Convert the items from the line containing "star-rating (433, 183, 795, 265)" down through the line containing "insulation-performance-rating: 1234567 (276, 312, 952, 390)", both included, into a JSON list of strings with one string per line and blank lines left out.

Element position data:

★ ★ ★ ★

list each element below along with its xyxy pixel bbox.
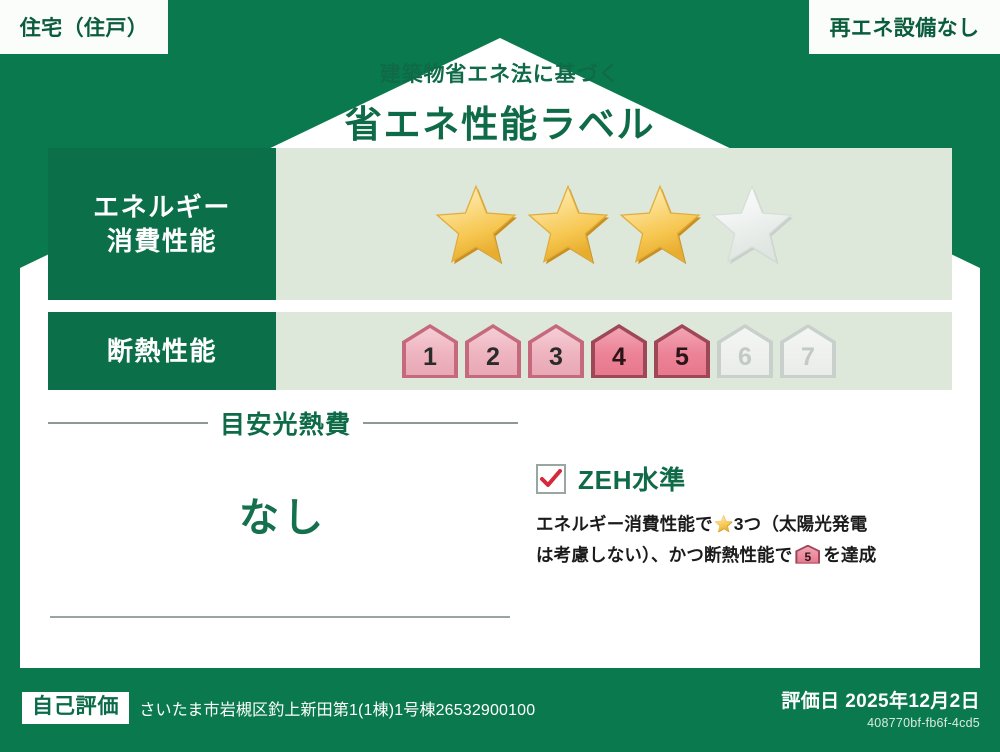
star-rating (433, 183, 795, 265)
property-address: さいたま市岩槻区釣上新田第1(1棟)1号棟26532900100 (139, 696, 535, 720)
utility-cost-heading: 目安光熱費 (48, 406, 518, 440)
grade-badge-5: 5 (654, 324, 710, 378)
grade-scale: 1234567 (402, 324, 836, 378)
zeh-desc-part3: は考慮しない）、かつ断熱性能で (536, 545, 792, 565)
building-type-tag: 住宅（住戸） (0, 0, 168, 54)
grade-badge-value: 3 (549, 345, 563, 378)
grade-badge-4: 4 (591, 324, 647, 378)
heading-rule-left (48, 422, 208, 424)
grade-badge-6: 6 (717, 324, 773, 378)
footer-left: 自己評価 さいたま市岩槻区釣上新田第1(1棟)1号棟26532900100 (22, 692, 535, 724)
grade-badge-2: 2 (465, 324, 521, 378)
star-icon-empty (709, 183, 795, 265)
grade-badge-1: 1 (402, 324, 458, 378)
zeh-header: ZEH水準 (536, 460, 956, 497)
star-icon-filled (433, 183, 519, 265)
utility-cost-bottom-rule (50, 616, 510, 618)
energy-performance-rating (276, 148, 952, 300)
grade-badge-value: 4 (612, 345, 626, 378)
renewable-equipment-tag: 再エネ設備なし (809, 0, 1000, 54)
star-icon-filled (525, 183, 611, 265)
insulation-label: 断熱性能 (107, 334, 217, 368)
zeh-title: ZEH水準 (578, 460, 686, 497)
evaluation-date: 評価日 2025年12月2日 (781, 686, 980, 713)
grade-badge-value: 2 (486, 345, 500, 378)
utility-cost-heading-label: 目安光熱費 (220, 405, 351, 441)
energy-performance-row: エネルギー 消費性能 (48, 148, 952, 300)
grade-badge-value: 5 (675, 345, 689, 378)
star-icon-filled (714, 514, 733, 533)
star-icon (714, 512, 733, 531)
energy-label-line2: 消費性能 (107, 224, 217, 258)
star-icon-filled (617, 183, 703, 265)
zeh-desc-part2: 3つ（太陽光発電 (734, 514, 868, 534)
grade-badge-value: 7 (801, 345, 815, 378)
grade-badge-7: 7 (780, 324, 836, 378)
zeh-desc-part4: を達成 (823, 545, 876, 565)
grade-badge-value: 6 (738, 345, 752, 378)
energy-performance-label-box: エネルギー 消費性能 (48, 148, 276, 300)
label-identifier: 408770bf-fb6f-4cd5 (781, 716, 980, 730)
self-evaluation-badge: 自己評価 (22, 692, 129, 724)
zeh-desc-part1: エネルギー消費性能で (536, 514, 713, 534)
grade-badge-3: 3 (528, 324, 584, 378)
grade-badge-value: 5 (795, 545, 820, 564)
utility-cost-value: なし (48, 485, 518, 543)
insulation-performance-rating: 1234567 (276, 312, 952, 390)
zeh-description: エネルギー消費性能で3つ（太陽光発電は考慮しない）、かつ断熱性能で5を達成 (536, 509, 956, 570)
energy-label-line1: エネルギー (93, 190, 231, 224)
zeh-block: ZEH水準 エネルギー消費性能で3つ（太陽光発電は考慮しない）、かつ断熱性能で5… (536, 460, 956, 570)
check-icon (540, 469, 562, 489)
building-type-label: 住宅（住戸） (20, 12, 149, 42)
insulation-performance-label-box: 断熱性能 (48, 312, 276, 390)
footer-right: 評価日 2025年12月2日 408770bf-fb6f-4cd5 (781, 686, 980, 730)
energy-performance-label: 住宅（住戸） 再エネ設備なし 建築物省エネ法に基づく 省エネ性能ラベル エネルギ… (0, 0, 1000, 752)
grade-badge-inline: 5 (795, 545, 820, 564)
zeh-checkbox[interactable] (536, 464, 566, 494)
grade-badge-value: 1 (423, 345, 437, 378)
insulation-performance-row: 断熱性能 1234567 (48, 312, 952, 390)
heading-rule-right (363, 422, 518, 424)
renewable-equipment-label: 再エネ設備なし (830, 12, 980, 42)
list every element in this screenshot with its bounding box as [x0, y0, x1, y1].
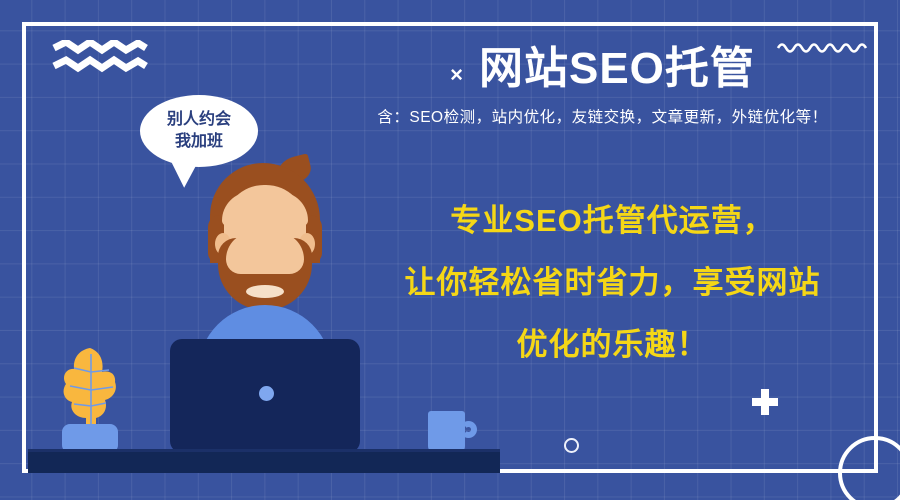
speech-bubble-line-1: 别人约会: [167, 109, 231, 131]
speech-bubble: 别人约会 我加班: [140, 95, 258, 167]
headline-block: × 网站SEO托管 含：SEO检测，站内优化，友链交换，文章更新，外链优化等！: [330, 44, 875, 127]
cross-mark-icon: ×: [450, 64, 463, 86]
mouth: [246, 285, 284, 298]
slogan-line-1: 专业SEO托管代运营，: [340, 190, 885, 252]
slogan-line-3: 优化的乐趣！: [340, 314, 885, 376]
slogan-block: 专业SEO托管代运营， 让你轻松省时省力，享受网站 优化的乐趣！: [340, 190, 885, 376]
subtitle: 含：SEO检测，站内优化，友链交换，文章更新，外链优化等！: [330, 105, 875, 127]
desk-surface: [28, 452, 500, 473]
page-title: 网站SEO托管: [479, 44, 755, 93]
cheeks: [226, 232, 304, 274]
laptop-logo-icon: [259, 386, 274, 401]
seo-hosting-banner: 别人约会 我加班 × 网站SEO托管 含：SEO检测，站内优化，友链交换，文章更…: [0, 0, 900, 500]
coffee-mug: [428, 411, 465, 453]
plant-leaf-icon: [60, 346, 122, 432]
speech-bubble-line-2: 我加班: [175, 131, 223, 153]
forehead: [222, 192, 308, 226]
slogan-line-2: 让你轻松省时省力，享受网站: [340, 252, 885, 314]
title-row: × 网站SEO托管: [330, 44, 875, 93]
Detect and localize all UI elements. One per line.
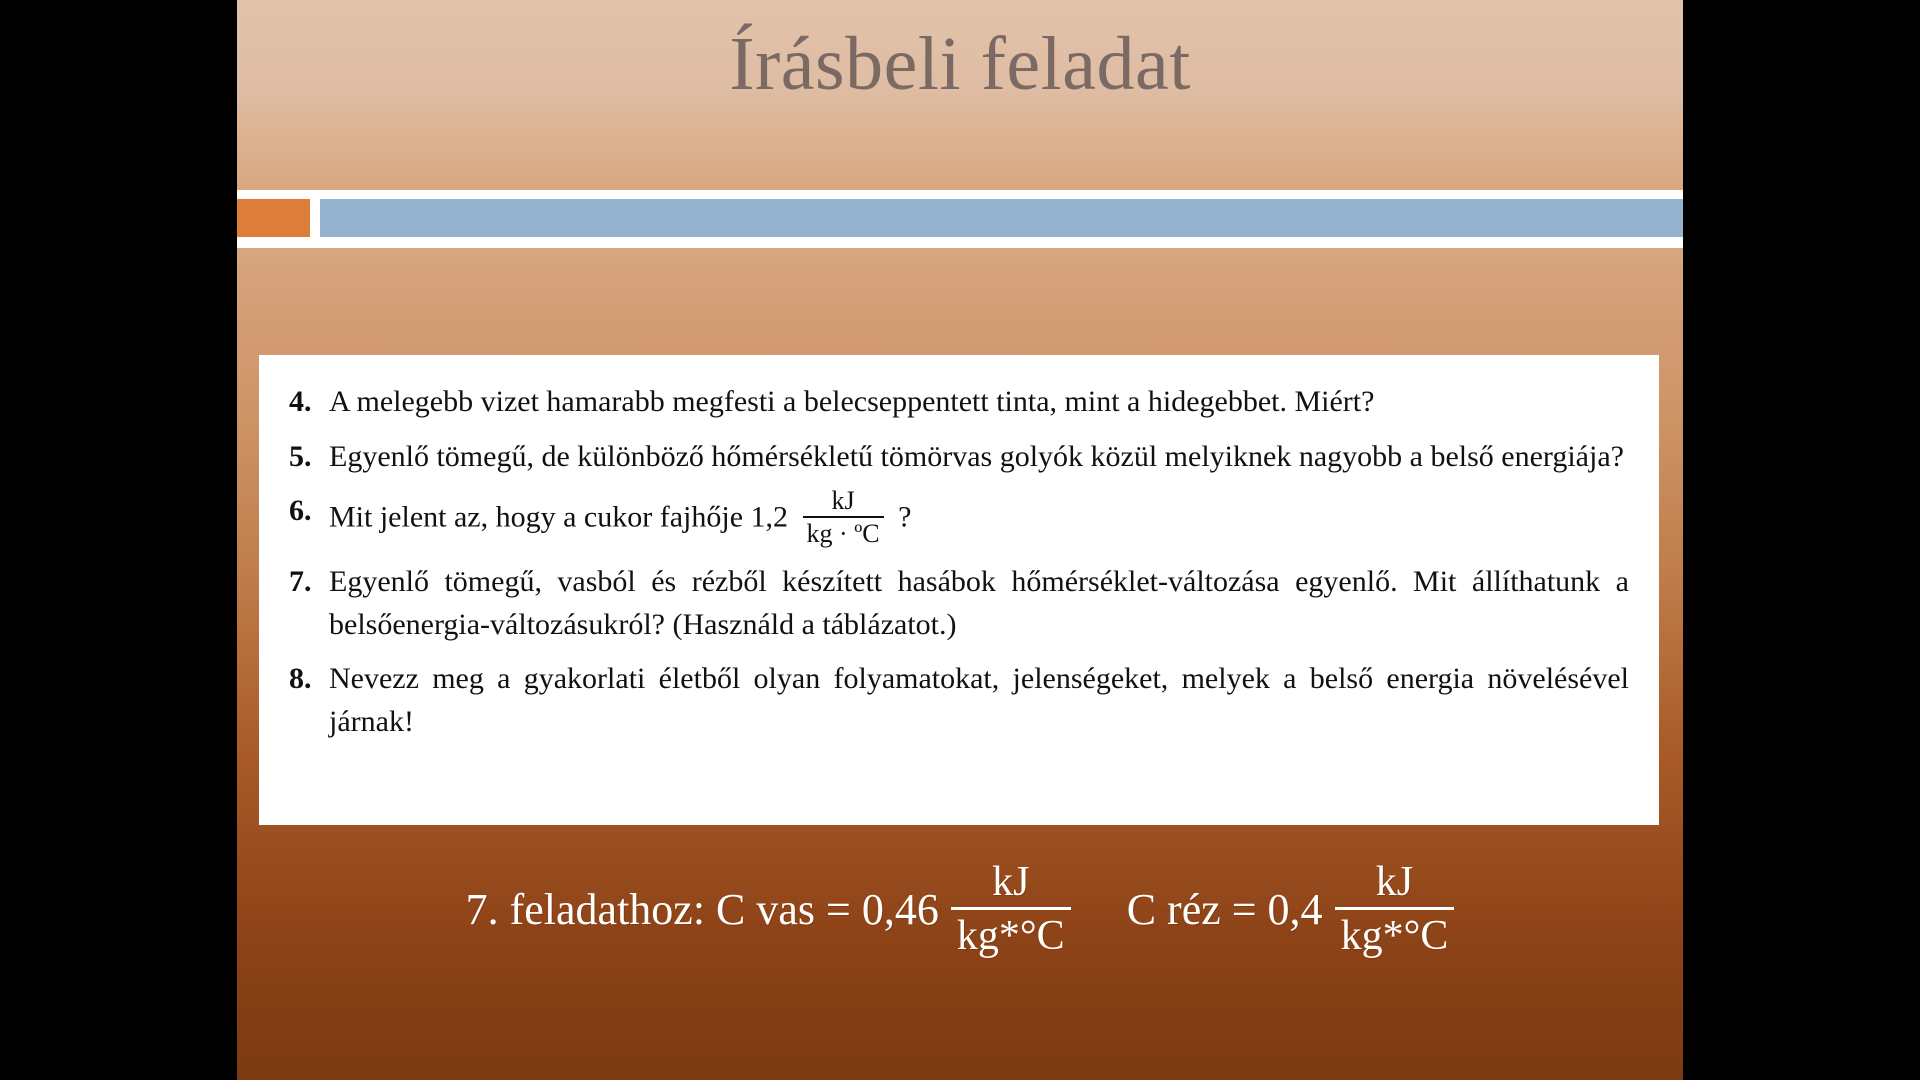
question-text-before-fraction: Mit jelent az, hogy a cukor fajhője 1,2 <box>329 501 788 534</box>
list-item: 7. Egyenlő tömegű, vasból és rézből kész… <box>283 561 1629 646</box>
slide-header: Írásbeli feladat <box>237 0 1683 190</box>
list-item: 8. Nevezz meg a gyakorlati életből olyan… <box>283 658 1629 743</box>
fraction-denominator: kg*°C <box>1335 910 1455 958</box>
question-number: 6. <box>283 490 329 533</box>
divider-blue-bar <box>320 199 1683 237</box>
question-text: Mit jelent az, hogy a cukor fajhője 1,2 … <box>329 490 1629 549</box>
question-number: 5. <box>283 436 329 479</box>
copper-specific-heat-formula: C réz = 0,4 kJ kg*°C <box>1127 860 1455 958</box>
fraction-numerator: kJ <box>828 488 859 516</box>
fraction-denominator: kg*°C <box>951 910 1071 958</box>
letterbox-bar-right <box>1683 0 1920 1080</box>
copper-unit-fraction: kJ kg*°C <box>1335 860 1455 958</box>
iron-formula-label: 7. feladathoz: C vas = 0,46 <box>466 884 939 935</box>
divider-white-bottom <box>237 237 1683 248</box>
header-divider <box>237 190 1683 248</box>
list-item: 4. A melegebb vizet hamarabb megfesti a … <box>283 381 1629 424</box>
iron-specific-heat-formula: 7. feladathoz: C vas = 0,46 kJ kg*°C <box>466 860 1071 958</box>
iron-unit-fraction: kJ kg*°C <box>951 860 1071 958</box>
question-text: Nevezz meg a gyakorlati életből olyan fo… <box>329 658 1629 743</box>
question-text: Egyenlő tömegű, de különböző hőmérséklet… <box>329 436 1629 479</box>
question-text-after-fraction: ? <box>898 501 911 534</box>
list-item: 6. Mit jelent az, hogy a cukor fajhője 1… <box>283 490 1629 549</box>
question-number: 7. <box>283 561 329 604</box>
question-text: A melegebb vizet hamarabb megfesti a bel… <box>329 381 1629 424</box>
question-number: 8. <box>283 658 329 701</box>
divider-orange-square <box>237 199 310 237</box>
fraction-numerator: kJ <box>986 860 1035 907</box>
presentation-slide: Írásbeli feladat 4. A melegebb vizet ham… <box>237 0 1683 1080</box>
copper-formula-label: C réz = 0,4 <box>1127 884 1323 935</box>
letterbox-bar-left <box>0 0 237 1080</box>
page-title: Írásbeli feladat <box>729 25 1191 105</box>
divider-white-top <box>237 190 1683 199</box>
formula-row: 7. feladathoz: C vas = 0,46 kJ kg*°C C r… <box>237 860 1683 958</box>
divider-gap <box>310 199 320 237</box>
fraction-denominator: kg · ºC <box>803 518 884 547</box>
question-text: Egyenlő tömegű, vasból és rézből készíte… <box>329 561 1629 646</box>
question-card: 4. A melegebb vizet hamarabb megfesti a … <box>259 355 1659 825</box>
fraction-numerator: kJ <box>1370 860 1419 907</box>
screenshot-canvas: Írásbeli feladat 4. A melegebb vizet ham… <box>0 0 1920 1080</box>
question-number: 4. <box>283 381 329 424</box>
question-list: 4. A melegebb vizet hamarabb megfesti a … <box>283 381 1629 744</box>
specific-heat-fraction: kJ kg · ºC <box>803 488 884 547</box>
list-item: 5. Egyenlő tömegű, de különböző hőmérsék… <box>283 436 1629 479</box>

★ ★ ★ ★

** WRITTEN SOLUTION **
[
  "star-rating (433, 183, 795, 265)",
  "property-address: さいたま市岩槻区釣上新田第1(1棟)1号棟26532900100 (139, 696, 535, 720)",
  "utility-cost-heading: 目安光熱費 (48, 406, 518, 440)",
  "grade-badge-5: 5 (654, 324, 710, 378)",
  "grade-scale: 1234567 (402, 324, 836, 378)",
  "zeh-desc-part3: は考慮しない）、かつ断熱性能で (536, 545, 792, 565)",
  "building-type-tag: 住宅（住戸） (0, 0, 168, 54)",
  "grade-badge-value: 3 (549, 345, 563, 378)",
  "grade-badge-4: 4 (591, 324, 647, 378)",
  "heading-rule-left (48, 422, 208, 424)",
  "grade-badge-6: 6 (717, 324, 773, 378)",
  "footer-left: 自己評価 さいたま市岩槻区釣上新田第1(1棟)1号棟26532900100 (22, 692, 535, 724)",
  "grade-badge-2: 2 (465, 324, 521, 378)",
  "star-icon-empty (709, 183, 795, 265)",
  "grade-badge-1: 1 (402, 324, 458, 378)",
  "zeh-header: ZEH水準 (536, 460, 956, 497)",
  "star-icon-filled (433, 183, 519, 265)",
  "utility-cost-bottom-rule (50, 616, 510, 618)",
  "energy-performance-rating (276, 148, 952, 300)",
  "grade-badge-value: 4 (612, 345, 626, 378)",
  "renewable-equipment-tag: 再エネ設備なし (809, 0, 1000, 54)",
  "star-icon-filled (525, 183, 611, 265)",
  "insulation-label: 断熱性能 (107, 334, 217, 368)",
  "zeh-title: ZEH水準 (578, 460, 686, 497)",
  "evaluation-date: 評価日 2025年12月2日 (781, 686, 980, 713)",
  "grade-badge-value: 2 (486, 345, 500, 378)",
  "utility-cost-heading-label: 目安光熱費 (220, 405, 351, 441)",
  "energy-performance-row: エネルギー 消費性能 (48, 148, 952, 300)",
  "grade-badge-value: 5 (675, 345, 689, 378)",
  "star-icon-filled (714, 514, 733, 533)",
  "star-icon (714, 512, 733, 531)",
  "energy-label-line2: 消費性能 (107, 224, 217, 258)",
  "star-icon-filled (617, 183, 703, 265)",
  "zeh-desc-part2: 3つ（太陽光発電 (734, 514, 868, 534)",
  "grade-badge-value: 7 (801, 345, 815, 378)",
  "grade-badge-7: 7 (780, 324, 836, 378)",
  "zeh-desc-part4: を達成 (823, 545, 876, 565)",
  "grade-badge-value: 6 (738, 345, 752, 378)",
  "energy-performance-label-box: エネルギー 消費性能 (48, 148, 276, 300)",
  "label-identifier: 408770bf-fb6f-4cd5 (781, 716, 980, 730)",
  "self-evaluation-badge: 自己評価 (22, 692, 129, 724)",
  "zeh-desc-part1: エネルギー消費性能で (536, 514, 713, 534)",
  "grade-badge-3: 3 (528, 324, 584, 378)",
  "grade-badge-value: 5 (795, 545, 820, 564)",
  "utility-cost-value: なし (48, 485, 518, 543)",
  "insulation-performance-rating: 1234567 (276, 312, 952, 390)"
]